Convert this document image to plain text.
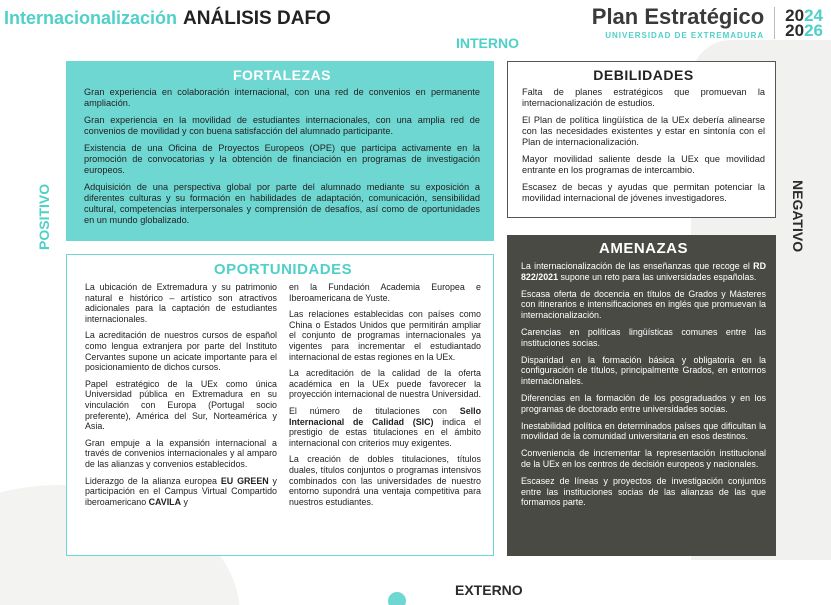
Internacionalización ANÁLISIS DAFO	Plan Estratégico
UNIVERSIDAD DE EXTREMADURA
2024
2026
INTERNO
EXTERNO
POSITIVO	NEGATIVO
FORTALEZAS

Gran experiencia en colaboración internacional, con una red de convenios en permanente ampliación.

Gran experiencia en la movilidad de estudiantes internacionales, con una amplia red de convenios de movilidad y con buena satisfacción del alumnado participante.

Existencia de una Oficina de Proyectos Europeos (OPE) que participa activamente en la promoción de convocatorias y la obtención de financiación en programas de investigación europeos.

Adquisición de una perspectiva global por parte del alumnado mediante su exposición a diferentes culturas y su formación en habilidades de adaptación, comunicación, sensibilidad cultural, competencias interpersonales y comprensión de desafíos, así como de oportunidades en un mundo globalizado.

DEBILIDADES

Falta de planes estratégicos que promuevan la internacionalización de estudios.

El Plan de política lingüística de la UEx debería alinearse con las necesidades existentes y estar en sintonía con el Plan de internacionalización.

Mayor movilidad saliente desde la UEx que movilidad entrante en los programas de intercambio.

Escasez de becas y ayudas que permitan potenciar la movilidad internacional de jóvenes investigadores.

OPORTUNIDADES

La ubicación de Extremadura y su patrimonio natural e histórico – artístico son atractivos adicionales para la captación de estudiantes internacionales.

La acreditación de nuestros cursos de español como lengua extranjera por parte del Instituto Cervantes supone un acicate importante para el posicionamiento de dichos cursos.

Papel estratégico de la UEx como única Universidad pública en Extremadura en su vinculación con Europa (Portugal socio preferente), América del Sur, Norteamérica y Asia.

Gran empuje a la expansión internacional a través de convenios internacionales y al amparo de las alianzas y convenios establecidos.

Liderazgo de la alianza europea EU GREEN y participación en el Campus Virtual Compartido iberoamericano CAVILA y

en la Fundación Academia Europea e Iberoamericana de Yuste.

Las relaciones establecidas con países como China o Estados Unidos que permitirán ampliar el conjunto de programas internacionales ya vigentes para incrementar el estudiantado internacional de estas regiones en la UEx.

La acreditación de la calidad de la oferta académica en la UEx puede favorecer la proyección internacional de nuestra Universidad.

El número de titulaciones con Sello Internacional de Calidad (SIC) indica el prestigio de estas titulaciones en el ámbito internacional con criterios muy exigentes.

La creación de dobles titulaciones, títulos duales, títulos conjuntos o programas intensivos combinados con las universidades de nuestro entorno supondrá una ventaja competitiva para nuestros estudiantes.

AMENAZAS

La internacionalización de las enseñanzas que recoge el RD 822/2021 supone un reto para las universidades españolas.

Escasa oferta de docencia en títulos de Grados y Másteres con itinerarios e intensificaciones en inglés que promuevan la internacionalización.

Carencias en políticas lingüísticas comunes entre las instituciones socias.

Disparidad en la formación básica y obligatoria en la configuración de títulos, principalmente Grados, en entornos internacionales.

Diferencias en la formación de los posgraduados y en los programas de doctorado entre universidades socias.

Inestabilidad política en determinados países que dificultan la movilidad de la comunidad universitaria en esos destinos.

Conveniencia de incrementar la representación institucional de la UEx en los centros de decisión europeos y nacionales.

Escasez de líneas y proyectos de investigación conjuntos entre las instituciones socias de las alianzas de las que formamos parte.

☆ ☆ ☆ ☆ ☆ ☆ ☆

● **Your objective**
Reproduce every line of the material precisely, omitting its pictures.

● **Complete answer**
Convert this document image to plain text.
Internacionalización ANÁLISIS DAFO	Plan Estratégico
UNIVERSIDAD DE EXTREMADURA
2024
2026
INTERNO
EXTERNO
POSITIVO	NEGATIVO
FORTALEZAS

Gran experiencia en colaboración internacional, con una red de convenios en permanente ampliación.

Gran experiencia en la movilidad de estudiantes internacionales, con una amplia red de convenios de movilidad y con buena satisfacción del alumnado participante.

Existencia de una Oficina de Proyectos Europeos (OPE) que participa activamente en la promoción de convocatorias y la obtención de financiación en programas de investigación europeos.

Adquisición de una perspectiva global por parte del alumnado mediante su exposición a diferentes culturas y su formación en habilidades de adaptación, comunicación, sensibilidad cultural, competencias interpersonales y comprensión de desafíos, así como de oportunidades en un mundo globalizado.

DEBILIDADES

Falta de planes estratégicos que promuevan la internacionalización de estudios.

El Plan de política lingüística de la UEx debería alinearse con las necesidades existentes y estar en sintonía con el Plan de internacionalización.

Mayor movilidad saliente desde la UEx que movilidad entrante en los programas de intercambio.

Escasez de becas y ayudas que permitan potenciar la movilidad internacional de jóvenes investigadores.

OPORTUNIDADES

La ubicación de Extremadura y su patrimonio natural e histórico – artístico son atractivos adicionales para la captación de estudiantes internacionales.

La acreditación de nuestros cursos de español como lengua extranjera por parte del Instituto Cervantes supone un acicate importante para el posicionamiento de dichos cursos.

Papel estratégico de la UEx como única Universidad pública en Extremadura en su vinculación con Europa (Portugal socio preferente), América del Sur, Norteamérica y Asia.

Gran empuje a la expansión internacional a través de convenios internacionales y al amparo de las alianzas y convenios establecidos.

Liderazgo de la alianza europea EU GREEN y participación en el Campus Virtual Compartido iberoamericano CAVILA y

en la Fundación Academia Europea e Iberoamericana de Yuste.

Las relaciones establecidas con países como China o Estados Unidos que permitirán ampliar el conjunto de programas internacionales ya vigentes para incrementar el estudiantado internacional de estas regiones en la UEx.

La acreditación de la calidad de la oferta académica en la UEx puede favorecer la proyección internacional de nuestra Universidad.

El número de titulaciones con Sello Internacional de Calidad (SIC) indica el prestigio de estas titulaciones en el ámbito internacional con criterios muy exigentes.

La creación de dobles titulaciones, títulos duales, títulos conjuntos o programas intensivos combinados con las universidades de nuestro entorno supondrá una ventaja competitiva para nuestros estudiantes.

AMENAZAS

La internacionalización de las enseñanzas que recoge el RD 822/2021 supone un reto para las universidades españolas.

Escasa oferta de docencia en títulos de Grados y Másteres con itinerarios e intensificaciones en inglés que promuevan la internacionalización.

Carencias en políticas lingüísticas comunes entre las instituciones socias.

Disparidad en la formación básica y obligatoria en la configuración de títulos, principalmente Grados, en entornos internacionales.

Diferencias en la formación de los posgraduados y en los programas de doctorado entre universidades socias.

Inestabilidad política en determinados países que dificultan la movilidad de la comunidad universitaria en esos destinos.

Conveniencia de incrementar la representación institucional de la UEx en los centros de decisión europeos y nacionales.

Escasez de líneas y proyectos de investigación conjuntos entre las instituciones socias de las alianzas de las que formamos parte.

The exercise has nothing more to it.